_Material provided_:
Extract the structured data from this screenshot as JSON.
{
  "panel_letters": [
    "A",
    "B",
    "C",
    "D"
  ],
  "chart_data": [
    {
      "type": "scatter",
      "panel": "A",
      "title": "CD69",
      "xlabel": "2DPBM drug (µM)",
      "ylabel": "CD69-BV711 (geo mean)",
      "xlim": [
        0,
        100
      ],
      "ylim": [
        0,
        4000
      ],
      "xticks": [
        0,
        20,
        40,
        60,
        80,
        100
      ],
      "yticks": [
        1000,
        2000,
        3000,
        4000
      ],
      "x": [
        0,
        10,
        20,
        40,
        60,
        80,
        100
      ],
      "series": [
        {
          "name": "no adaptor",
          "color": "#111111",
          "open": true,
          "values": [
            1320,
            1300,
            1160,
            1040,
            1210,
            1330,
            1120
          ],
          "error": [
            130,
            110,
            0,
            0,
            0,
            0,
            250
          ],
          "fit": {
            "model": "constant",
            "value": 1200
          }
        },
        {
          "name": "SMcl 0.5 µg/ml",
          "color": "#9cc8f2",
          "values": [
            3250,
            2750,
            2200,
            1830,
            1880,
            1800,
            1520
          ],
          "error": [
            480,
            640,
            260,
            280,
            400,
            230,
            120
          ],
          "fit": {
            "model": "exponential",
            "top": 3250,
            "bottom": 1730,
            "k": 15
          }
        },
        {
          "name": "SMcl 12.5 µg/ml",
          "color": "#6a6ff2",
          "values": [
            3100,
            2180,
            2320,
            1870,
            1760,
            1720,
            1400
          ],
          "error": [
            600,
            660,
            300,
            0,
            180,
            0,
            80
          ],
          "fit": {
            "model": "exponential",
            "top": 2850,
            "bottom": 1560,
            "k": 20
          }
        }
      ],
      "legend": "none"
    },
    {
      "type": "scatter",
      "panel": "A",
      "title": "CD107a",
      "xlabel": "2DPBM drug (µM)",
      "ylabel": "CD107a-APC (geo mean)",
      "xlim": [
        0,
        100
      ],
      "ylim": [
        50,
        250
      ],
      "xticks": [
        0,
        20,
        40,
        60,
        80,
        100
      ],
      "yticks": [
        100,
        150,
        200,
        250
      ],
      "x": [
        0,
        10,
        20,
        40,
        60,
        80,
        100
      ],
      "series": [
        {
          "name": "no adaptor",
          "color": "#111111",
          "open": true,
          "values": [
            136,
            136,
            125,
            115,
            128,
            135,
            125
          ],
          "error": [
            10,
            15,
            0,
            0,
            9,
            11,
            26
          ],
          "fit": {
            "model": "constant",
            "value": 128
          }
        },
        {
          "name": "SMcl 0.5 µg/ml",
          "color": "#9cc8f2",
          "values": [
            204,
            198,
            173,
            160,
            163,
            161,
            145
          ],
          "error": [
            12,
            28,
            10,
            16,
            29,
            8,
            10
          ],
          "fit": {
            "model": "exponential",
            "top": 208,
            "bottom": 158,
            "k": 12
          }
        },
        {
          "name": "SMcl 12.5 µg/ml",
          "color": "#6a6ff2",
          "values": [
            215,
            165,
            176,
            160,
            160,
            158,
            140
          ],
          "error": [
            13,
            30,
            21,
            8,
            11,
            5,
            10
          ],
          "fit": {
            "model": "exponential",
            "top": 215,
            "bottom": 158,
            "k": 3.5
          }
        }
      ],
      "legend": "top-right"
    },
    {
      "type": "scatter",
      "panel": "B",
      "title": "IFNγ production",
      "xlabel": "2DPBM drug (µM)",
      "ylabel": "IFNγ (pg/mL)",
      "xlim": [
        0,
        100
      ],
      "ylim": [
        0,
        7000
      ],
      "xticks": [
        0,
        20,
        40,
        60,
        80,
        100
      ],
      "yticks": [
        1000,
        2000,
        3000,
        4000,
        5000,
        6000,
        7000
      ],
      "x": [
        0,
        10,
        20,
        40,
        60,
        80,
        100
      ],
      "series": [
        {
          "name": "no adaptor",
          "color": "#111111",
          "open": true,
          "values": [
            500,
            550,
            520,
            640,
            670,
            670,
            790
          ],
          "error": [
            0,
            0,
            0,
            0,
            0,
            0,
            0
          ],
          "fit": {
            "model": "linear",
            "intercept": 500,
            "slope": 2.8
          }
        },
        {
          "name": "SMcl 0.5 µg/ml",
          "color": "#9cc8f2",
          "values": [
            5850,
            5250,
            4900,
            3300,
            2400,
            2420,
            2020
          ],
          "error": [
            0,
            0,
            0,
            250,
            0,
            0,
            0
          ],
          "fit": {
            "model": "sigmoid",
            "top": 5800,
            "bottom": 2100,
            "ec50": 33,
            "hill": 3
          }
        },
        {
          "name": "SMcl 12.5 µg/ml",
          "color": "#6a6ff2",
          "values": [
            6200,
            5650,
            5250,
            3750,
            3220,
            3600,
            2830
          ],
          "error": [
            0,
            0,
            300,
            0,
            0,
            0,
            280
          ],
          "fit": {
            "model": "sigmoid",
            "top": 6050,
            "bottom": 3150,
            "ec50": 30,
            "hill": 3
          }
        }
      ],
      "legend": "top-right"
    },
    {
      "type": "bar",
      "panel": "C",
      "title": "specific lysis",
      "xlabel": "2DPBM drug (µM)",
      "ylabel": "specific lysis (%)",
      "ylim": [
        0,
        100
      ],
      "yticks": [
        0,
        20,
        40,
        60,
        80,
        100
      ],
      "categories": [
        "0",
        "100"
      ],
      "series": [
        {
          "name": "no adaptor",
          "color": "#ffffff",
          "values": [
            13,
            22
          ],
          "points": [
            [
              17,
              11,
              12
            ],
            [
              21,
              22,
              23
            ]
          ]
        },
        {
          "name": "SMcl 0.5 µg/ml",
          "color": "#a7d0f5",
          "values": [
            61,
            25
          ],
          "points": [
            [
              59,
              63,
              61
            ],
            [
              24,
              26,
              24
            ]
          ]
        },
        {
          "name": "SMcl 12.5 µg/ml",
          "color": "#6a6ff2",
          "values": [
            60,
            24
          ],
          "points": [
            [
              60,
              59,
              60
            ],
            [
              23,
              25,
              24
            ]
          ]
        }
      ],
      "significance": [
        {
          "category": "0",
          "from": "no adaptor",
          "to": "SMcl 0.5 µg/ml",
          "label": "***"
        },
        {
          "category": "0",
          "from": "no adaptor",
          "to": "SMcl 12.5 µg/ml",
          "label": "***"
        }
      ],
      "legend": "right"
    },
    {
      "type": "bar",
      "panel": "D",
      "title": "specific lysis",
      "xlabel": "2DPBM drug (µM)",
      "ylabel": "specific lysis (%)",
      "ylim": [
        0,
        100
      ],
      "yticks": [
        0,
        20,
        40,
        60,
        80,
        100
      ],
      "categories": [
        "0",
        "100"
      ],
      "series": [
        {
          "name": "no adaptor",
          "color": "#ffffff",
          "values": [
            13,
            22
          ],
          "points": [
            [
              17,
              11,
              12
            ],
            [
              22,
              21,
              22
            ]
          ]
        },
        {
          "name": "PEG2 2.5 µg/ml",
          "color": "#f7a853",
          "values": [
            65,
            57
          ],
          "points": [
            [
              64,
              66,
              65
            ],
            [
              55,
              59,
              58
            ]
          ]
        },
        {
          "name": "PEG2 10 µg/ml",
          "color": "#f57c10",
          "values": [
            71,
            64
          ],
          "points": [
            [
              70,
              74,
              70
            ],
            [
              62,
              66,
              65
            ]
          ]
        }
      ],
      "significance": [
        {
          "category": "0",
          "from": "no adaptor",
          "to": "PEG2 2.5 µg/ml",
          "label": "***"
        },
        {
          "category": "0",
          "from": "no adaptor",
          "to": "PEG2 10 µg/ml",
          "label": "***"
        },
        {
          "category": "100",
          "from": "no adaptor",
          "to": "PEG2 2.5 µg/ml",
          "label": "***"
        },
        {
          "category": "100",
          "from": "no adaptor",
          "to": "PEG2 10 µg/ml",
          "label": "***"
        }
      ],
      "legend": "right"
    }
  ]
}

_Aim_:
Gather and return every line that holds the string "ylabel".

_Full answer_:
      "ylabel": "CD69-BV711 (geo mean)",
      "ylabel": "CD107a-APC (geo mean)",
      "ylabel": "IFNγ (pg/mL)",
      "ylabel": "specific lysis (%)",
      "ylabel": "specific lysis (%)",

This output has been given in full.